TASK TO COMPLETE | Repeat the material below word for word and leave out all pictures.

-- Start --

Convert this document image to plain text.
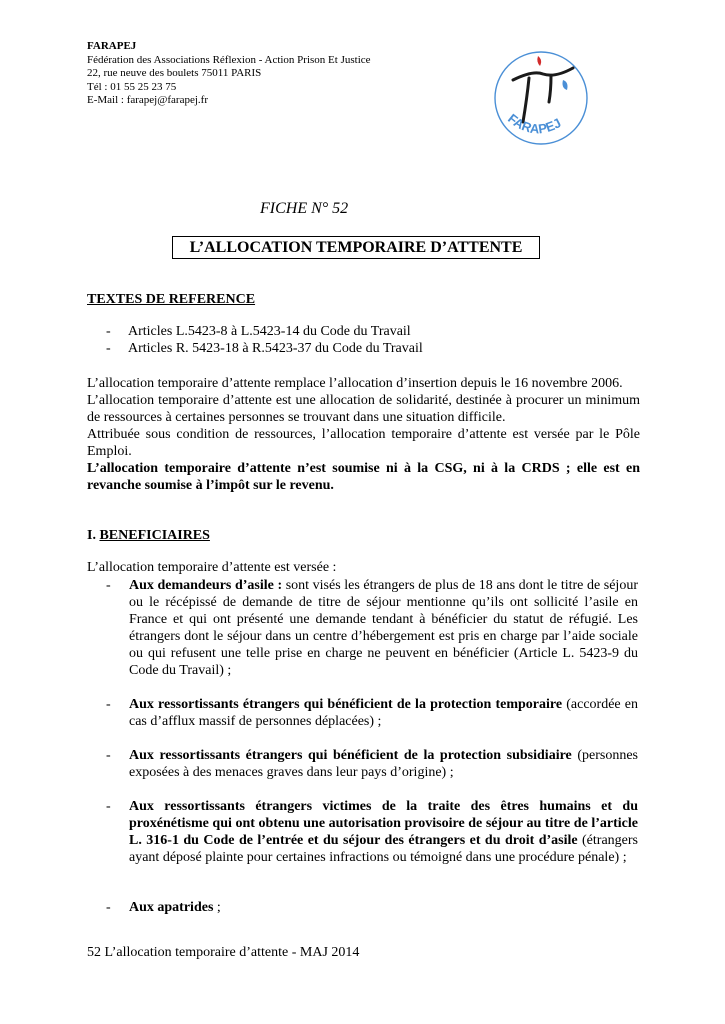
FARAPEJ
Fédération des Associations Réflexion - Action Prison Et Justice
22, rue neuve des boulets 75011 PARIS
Tél : 01 55 25 23 75
E-Mail : farapej@farapej.fr
FARAPEJ
FICHE N° 52
L’ALLOCATION TEMPORAIRE D’ATTENTE
TEXTES DE REFERENCE
- Articles L.5423-8 à L.5423-14 du Code du Travail
- Articles R. 5423-18 à R.5423-37 du Code du Travail
L’allocation temporaire d’attente remplace l’allocation d’insertion depuis le 16 novembre 2006.
L’allocation temporaire d’attente est une allocation de solidarité, destinée à procurer un minimum de ressources à certaines personnes se trouvant dans une situation difficile.
Attribuée sous condition de ressources, l’allocation temporaire d’attente est versée par le Pôle Emploi.
L’allocation temporaire d’attente n’est soumise ni à la CSG, ni à la CRDS ; elle est en revanche soumise à l’impôt sur le revenu.
I. BENEFICIAIRES
L’allocation temporaire d’attente est versée :
- Aux demandeurs d’asile : sont visés les étrangers de plus de 18 ans dont le titre de séjour ou le récépissé de demande de titre de séjour mentionne qu’ils ont sollicité l’asile en France et qui ont présenté une demande tendant à bénéficier du statut de réfugié. Les étrangers dont le séjour dans un centre d’hébergement est pris en charge par l’aide sociale ou qui refusent une telle prise en charge ne peuvent en bénéficier (Article L. 5423-9 du Code du Travail) ;
- Aux ressortissants étrangers qui bénéficient de la protection temporaire (accordée en cas d’afflux massif de personnes déplacées) ;
- Aux ressortissants étrangers qui bénéficient de la protection subsidiaire (personnes exposées à des menaces graves dans leur pays d’origine) ;
- Aux ressortissants étrangers victimes de la traite des êtres humains et du proxénétisme qui ont obtenu une autorisation provisoire de séjour au titre de l’article L. 316-1 du Code de l’entrée et du séjour des étrangers et du droit d’asile (étrangers ayant déposé plainte pour certaines infractions ou témoigné dans une procédure pénale) ;
- Aux apatrides ;
52 L’allocation temporaire d’attente - MAJ 2014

-- End --

IN RESPONSE |
Convert this document image to plain text.
FARAPEJ
Fédération des Associations Réflexion - Action Prison Et Justice
22, rue neuve des boulets 75011 PARIS
Tél : 01 55 25 23 75
E-Mail : farapej@farapej.fr
FARAPEJ
FICHE N° 52
L’ALLOCATION TEMPORAIRE D’ATTENTE
TEXTES DE REFERENCE
- Articles L.5423-8 à L.5423-14 du Code du Travail
- Articles R. 5423-18 à R.5423-37 du Code du Travail
L’allocation temporaire d’attente remplace l’allocation d’insertion depuis le 16 novembre 2006.
L’allocation temporaire d’attente est une allocation de solidarité, destinée à procurer un minimum de ressources à certaines personnes se trouvant dans une situation difficile.
Attribuée sous condition de ressources, l’allocation temporaire d’attente est versée par le Pôle Emploi.
L’allocation temporaire d’attente n’est soumise ni à la CSG, ni à la CRDS ; elle est en revanche soumise à l’impôt sur le revenu.
I. BENEFICIAIRES
L’allocation temporaire d’attente est versée :
- Aux demandeurs d’asile : sont visés les étrangers de plus de 18 ans dont le titre de séjour ou le récépissé de demande de titre de séjour mentionne qu’ils ont sollicité l’asile en France et qui ont présenté une demande tendant à bénéficier du statut de réfugié. Les étrangers dont le séjour dans un centre d’hébergement est pris en charge par l’aide sociale ou qui refusent une telle prise en charge ne peuvent en bénéficier (Article L. 5423-9 du Code du Travail) ;
- Aux ressortissants étrangers qui bénéficient de la protection temporaire (accordée en cas d’afflux massif de personnes déplacées) ;
- Aux ressortissants étrangers qui bénéficient de la protection subsidiaire (personnes exposées à des menaces graves dans leur pays d’origine) ;
- Aux ressortissants étrangers victimes de la traite des êtres humains et du proxénétisme qui ont obtenu une autorisation provisoire de séjour au titre de l’article L. 316-1 du Code de l’entrée et du séjour des étrangers et du droit d’asile (étrangers ayant déposé plainte pour certaines infractions ou témoigné dans une procédure pénale) ;
- Aux apatrides ;
52 L’allocation temporaire d’attente - MAJ 2014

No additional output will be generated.